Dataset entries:
+===+

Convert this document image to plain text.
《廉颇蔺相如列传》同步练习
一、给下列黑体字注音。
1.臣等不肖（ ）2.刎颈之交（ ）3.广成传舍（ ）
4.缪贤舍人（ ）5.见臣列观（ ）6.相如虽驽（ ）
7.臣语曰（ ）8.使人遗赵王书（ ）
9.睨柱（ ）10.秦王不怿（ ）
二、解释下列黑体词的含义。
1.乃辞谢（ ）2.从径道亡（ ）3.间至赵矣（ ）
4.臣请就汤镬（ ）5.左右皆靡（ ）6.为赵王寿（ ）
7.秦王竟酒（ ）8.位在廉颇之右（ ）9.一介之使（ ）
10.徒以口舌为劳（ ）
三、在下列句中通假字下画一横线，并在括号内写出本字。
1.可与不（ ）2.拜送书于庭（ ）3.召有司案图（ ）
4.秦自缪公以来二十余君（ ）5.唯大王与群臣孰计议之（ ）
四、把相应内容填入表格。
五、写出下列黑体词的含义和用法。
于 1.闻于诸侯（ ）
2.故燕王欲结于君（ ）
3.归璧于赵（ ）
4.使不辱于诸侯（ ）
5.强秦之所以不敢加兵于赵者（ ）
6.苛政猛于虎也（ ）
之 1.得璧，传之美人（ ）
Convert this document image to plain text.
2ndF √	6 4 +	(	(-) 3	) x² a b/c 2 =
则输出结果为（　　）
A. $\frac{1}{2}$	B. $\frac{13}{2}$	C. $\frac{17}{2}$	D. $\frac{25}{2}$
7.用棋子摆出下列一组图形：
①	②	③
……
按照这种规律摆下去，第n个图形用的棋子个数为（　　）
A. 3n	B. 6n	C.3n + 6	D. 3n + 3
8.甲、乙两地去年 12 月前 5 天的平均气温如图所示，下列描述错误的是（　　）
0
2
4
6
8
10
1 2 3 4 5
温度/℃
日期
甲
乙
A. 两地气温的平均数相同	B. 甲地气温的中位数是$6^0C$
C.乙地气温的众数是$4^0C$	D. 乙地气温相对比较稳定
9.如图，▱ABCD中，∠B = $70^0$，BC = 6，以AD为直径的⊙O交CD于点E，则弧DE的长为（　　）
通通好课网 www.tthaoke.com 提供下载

+===+

GIVEN TASK:
Every entry should be printed again exactly as it stands.

RESPONSE FOR THIS EXERCISE:
Convert this document image to plain text.
《廉颇蔺相如列传》同步练习
一、给下列黑体字注音。
1.臣等不肖（ ）2.刎颈之交（ ）3.广成传舍（ ）
4.缪贤舍人（ ）5.见臣列观（ ）6.相如虽驽（ ）
7.臣语曰（ ）8.使人遗赵王书（ ）
9.睨柱（ ）10.秦王不怿（ ）
二、解释下列黑体词的含义。
1.乃辞谢（ ）2.从径道亡（ ）3.间至赵矣（ ）
4.臣请就汤镬（ ）5.左右皆靡（ ）6.为赵王寿（ ）
7.秦王竟酒（ ）8.位在廉颇之右（ ）9.一介之使（ ）
10.徒以口舌为劳（ ）
三、在下列句中通假字下画一横线，并在括号内写出本字。
1.可与不（ ）2.拜送书于庭（ ）3.召有司案图（ ）
4.秦自缪公以来二十余君（ ）5.唯大王与群臣孰计议之（ ）
四、把相应内容填入表格。
五、写出下列黑体词的含义和用法。
于 1.闻于诸侯（ ）
2.故燕王欲结于君（ ）
3.归璧于赵（ ）
4.使不辱于诸侯（ ）
5.强秦之所以不敢加兵于赵者（ ）
6.苛政猛于虎也（ ）
之 1.得璧，传之美人（ ）
Convert this document image to plain text.
2ndF √	6 4 +	(	(-) 3	) x² a b/c 2 =
则输出结果为（　　）
A. $\frac{1}{2}$	B. $\frac{13}{2}$	C. $\frac{17}{2}$	D. $\frac{25}{2}$
7.用棋子摆出下列一组图形：
①	②	③
……
按照这种规律摆下去，第n个图形用的棋子个数为（　　）
A. 3n	B. 6n	C.3n + 6	D. 3n + 3
8.甲、乙两地去年 12 月前 5 天的平均气温如图所示，下列描述错误的是（　　）
0
2
4
6
8
10
1 2 3 4 5
温度/℃
日期
甲
乙
A. 两地气温的平均数相同	B. 甲地气温的中位数是$6^0C$
C.乙地气温的众数是$4^0C$	D. 乙地气温相对比较稳定
9.如图，▱ABCD中，∠B = $70^0$，BC = 6，以AD为直径的⊙O交CD于点E，则弧DE的长为（　　）
通通好课网 www.tthaoke.com 提供下载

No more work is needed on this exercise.